Aim:
Reproduce every line of the listing below without changing anything.

Data extract:

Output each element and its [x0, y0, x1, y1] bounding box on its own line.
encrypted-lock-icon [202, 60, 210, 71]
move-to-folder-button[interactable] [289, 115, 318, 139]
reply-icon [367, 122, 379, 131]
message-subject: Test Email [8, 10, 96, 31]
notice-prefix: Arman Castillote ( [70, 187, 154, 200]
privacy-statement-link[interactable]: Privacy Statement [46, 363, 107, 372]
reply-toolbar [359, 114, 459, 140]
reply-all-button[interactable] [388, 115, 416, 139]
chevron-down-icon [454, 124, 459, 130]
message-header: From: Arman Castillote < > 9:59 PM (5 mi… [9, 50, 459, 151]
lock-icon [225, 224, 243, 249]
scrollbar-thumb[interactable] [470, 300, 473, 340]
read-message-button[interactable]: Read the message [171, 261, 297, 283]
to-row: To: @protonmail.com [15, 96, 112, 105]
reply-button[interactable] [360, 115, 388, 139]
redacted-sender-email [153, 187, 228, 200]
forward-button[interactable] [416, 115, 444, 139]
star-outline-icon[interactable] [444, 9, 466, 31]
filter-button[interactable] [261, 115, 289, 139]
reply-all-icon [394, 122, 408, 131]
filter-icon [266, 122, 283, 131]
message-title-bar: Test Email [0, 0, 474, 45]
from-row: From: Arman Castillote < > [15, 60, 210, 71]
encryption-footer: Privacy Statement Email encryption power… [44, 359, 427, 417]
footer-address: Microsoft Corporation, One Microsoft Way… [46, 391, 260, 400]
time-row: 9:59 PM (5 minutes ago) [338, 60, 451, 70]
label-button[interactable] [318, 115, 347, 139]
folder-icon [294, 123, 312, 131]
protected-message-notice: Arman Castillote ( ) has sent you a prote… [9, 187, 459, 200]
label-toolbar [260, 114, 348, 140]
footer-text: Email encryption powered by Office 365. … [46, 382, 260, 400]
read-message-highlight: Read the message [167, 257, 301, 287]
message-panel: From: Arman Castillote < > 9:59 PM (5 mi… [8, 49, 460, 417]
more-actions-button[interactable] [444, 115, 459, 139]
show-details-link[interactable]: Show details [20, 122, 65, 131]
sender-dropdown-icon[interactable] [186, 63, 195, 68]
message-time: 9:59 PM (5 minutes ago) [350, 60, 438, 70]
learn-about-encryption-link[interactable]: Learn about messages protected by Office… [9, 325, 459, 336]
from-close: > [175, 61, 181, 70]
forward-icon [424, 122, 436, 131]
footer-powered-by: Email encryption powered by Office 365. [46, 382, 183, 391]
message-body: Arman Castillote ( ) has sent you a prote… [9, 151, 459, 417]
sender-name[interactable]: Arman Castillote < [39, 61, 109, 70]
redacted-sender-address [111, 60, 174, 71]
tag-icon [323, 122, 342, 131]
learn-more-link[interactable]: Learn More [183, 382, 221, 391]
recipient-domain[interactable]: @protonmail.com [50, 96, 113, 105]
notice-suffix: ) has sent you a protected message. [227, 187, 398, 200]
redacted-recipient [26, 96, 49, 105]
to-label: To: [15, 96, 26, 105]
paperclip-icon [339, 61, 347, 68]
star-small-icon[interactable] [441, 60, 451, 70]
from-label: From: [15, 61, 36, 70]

Task result:
Output each element and its [x0, y0, x1, y1] bounding box on its own line.
encrypted-lock-icon [202, 60, 210, 71]
move-to-folder-button[interactable] [289, 115, 318, 139]
reply-icon [367, 122, 379, 131]
message-subject: Test Email [8, 10, 96, 31]
notice-prefix: Arman Castillote ( [70, 187, 154, 200]
privacy-statement-link[interactable]: Privacy Statement [46, 363, 107, 372]
reply-toolbar [359, 114, 459, 140]
reply-all-button[interactable] [388, 115, 416, 139]
chevron-down-icon [454, 124, 459, 130]
message-header: From: Arman Castillote < > 9:59 PM (5 mi… [9, 50, 459, 151]
lock-icon [225, 224, 243, 249]
scrollbar-thumb[interactable] [470, 300, 473, 340]
read-message-button[interactable]: Read the message [171, 261, 297, 283]
to-row: To: @protonmail.com [15, 96, 112, 105]
reply-button[interactable] [360, 115, 388, 139]
redacted-sender-email [153, 187, 228, 200]
forward-button[interactable] [416, 115, 444, 139]
star-outline-icon[interactable] [444, 9, 466, 31]
filter-button[interactable] [261, 115, 289, 139]
reply-all-icon [394, 122, 408, 131]
filter-icon [266, 122, 283, 131]
message-title-bar: Test Email [0, 0, 474, 45]
from-row: From: Arman Castillote < > [15, 60, 210, 71]
encryption-footer: Privacy Statement Email encryption power… [44, 359, 427, 417]
footer-address: Microsoft Corporation, One Microsoft Way… [46, 391, 260, 400]
time-row: 9:59 PM (5 minutes ago) [338, 60, 451, 70]
label-button[interactable] [318, 115, 347, 139]
folder-icon [294, 123, 312, 131]
protected-message-notice: Arman Castillote ( ) has sent you a prote… [9, 187, 459, 200]
label-toolbar [260, 114, 348, 140]
footer-text: Email encryption powered by Office 365. … [46, 382, 260, 400]
read-message-highlight: Read the message [167, 257, 301, 287]
message-panel: From: Arman Castillote < > 9:59 PM (5 mi… [8, 49, 460, 417]
more-actions-button[interactable] [444, 115, 459, 139]
show-details-link[interactable]: Show details [20, 122, 65, 131]
sender-dropdown-icon[interactable] [186, 63, 195, 68]
message-time: 9:59 PM (5 minutes ago) [350, 60, 438, 70]
learn-about-encryption-link[interactable]: Learn about messages protected by Office… [9, 325, 459, 336]
from-close: > [175, 61, 181, 70]
forward-icon [424, 122, 436, 131]
footer-powered-by: Email encryption powered by Office 365. [46, 382, 183, 391]
message-body: Arman Castillote ( ) has sent you a prote… [9, 151, 459, 417]
sender-name[interactable]: Arman Castillote < [39, 61, 109, 70]
redacted-sender-address [111, 60, 174, 71]
tag-icon [323, 122, 342, 131]
learn-more-link[interactable]: Learn More [183, 382, 221, 391]
recipient-domain[interactable]: @protonmail.com [50, 96, 113, 105]
notice-suffix: ) has sent you a protected message. [227, 187, 398, 200]
redacted-recipient [26, 96, 49, 105]
to-label: To: [15, 96, 26, 105]
paperclip-icon [339, 61, 347, 68]
star-small-icon[interactable] [441, 60, 451, 70]
from-label: From: [15, 61, 36, 70]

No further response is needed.